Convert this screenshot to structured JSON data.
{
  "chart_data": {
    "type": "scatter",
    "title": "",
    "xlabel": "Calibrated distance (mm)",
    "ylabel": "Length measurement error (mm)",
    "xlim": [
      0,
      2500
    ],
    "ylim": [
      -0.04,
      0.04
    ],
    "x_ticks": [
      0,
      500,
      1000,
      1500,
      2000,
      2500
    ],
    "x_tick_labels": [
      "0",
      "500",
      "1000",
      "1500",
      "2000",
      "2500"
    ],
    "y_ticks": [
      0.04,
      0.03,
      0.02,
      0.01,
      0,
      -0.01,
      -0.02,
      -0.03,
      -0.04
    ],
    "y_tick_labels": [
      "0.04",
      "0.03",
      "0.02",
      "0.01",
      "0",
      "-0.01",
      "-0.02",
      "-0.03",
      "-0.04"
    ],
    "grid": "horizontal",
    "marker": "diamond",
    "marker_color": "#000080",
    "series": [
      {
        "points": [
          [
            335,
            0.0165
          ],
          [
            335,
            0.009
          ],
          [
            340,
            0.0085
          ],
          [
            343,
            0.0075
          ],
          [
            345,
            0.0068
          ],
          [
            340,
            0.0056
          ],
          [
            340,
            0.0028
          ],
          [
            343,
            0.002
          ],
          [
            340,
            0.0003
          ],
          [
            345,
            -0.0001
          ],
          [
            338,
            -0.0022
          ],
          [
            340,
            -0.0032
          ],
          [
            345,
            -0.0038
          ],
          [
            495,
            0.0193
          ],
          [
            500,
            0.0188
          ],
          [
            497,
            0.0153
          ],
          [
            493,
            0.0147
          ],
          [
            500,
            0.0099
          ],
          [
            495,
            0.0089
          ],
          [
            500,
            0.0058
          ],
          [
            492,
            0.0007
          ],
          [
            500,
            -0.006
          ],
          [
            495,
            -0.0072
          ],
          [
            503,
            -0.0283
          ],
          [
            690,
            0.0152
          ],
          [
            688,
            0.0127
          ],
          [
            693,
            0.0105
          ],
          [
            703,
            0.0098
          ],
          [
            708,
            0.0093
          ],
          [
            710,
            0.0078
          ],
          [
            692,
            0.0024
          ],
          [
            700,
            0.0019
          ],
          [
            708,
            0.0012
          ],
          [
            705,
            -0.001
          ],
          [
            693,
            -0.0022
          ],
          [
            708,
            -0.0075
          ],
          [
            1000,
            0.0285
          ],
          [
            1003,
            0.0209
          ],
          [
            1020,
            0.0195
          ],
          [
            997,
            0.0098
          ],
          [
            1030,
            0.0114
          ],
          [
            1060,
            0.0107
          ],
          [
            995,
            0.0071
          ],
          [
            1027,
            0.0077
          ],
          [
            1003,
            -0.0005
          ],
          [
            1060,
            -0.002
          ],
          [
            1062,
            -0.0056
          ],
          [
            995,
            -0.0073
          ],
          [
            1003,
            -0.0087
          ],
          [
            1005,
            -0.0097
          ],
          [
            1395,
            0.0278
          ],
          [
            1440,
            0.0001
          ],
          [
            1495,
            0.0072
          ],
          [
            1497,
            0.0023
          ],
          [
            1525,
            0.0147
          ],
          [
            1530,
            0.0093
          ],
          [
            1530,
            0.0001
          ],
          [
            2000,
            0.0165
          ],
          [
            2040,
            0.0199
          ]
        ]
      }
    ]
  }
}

*-*-*

● **PROBLEM TO SOLVE**
Copy each line of the data above without altering a single character.

● **ANSWER TO THE PROBLEM**
Convert this screenshot to structured JSON data.
{
  "chart_data": {
    "type": "scatter",
    "title": "",
    "xlabel": "Calibrated distance (mm)",
    "ylabel": "Length measurement error (mm)",
    "xlim": [
      0,
      2500
    ],
    "ylim": [
      -0.04,
      0.04
    ],
    "x_ticks": [
      0,
      500,
      1000,
      1500,
      2000,
      2500
    ],
    "x_tick_labels": [
      "0",
      "500",
      "1000",
      "1500",
      "2000",
      "2500"
    ],
    "y_ticks": [
      0.04,
      0.03,
      0.02,
      0.01,
      0,
      -0.01,
      -0.02,
      -0.03,
      -0.04
    ],
    "y_tick_labels": [
      "0.04",
      "0.03",
      "0.02",
      "0.01",
      "0",
      "-0.01",
      "-0.02",
      "-0.03",
      "-0.04"
    ],
    "grid": "horizontal",
    "marker": "diamond",
    "marker_color": "#000080",
    "series": [
      {
        "points": [
          [
            335,
            0.0165
          ],
          [
            335,
            0.009
          ],
          [
            340,
            0.0085
          ],
          [
            343,
            0.0075
          ],
          [
            345,
            0.0068
          ],
          [
            340,
            0.0056
          ],
          [
            340,
            0.0028
          ],
          [
            343,
            0.002
          ],
          [
            340,
            0.0003
          ],
          [
            345,
            -0.0001
          ],
          [
            338,
            -0.0022
          ],
          [
            340,
            -0.0032
          ],
          [
            345,
            -0.0038
          ],
          [
            495,
            0.0193
          ],
          [
            500,
            0.0188
          ],
          [
            497,
            0.0153
          ],
          [
            493,
            0.0147
          ],
          [
            500,
            0.0099
          ],
          [
            495,
            0.0089
          ],
          [
            500,
            0.0058
          ],
          [
            492,
            0.0007
          ],
          [
            500,
            -0.006
          ],
          [
            495,
            -0.0072
          ],
          [
            503,
            -0.0283
          ],
          [
            690,
            0.0152
          ],
          [
            688,
            0.0127
          ],
          [
            693,
            0.0105
          ],
          [
            703,
            0.0098
          ],
          [
            708,
            0.0093
          ],
          [
            710,
            0.0078
          ],
          [
            692,
            0.0024
          ],
          [
            700,
            0.0019
          ],
          [
            708,
            0.0012
          ],
          [
            705,
            -0.001
          ],
          [
            693,
            -0.0022
          ],
          [
            708,
            -0.0075
          ],
          [
            1000,
            0.0285
          ],
          [
            1003,
            0.0209
          ],
          [
            1020,
            0.0195
          ],
          [
            997,
            0.0098
          ],
          [
            1030,
            0.0114
          ],
          [
            1060,
            0.0107
          ],
          [
            995,
            0.0071
          ],
          [
            1027,
            0.0077
          ],
          [
            1003,
            -0.0005
          ],
          [
            1060,
            -0.002
          ],
          [
            1062,
            -0.0056
          ],
          [
            995,
            -0.0073
          ],
          [
            1003,
            -0.0087
          ],
          [
            1005,
            -0.0097
          ],
          [
            1395,
            0.0278
          ],
          [
            1440,
            0.0001
          ],
          [
            1495,
            0.0072
          ],
          [
            1497,
            0.0023
          ],
          [
            1525,
            0.0147
          ],
          [
            1530,
            0.0093
          ],
          [
            1530,
            0.0001
          ],
          [
            2000,
            0.0165
          ],
          [
            2040,
            0.0199
          ]
        ]
      }
    ]
  }
}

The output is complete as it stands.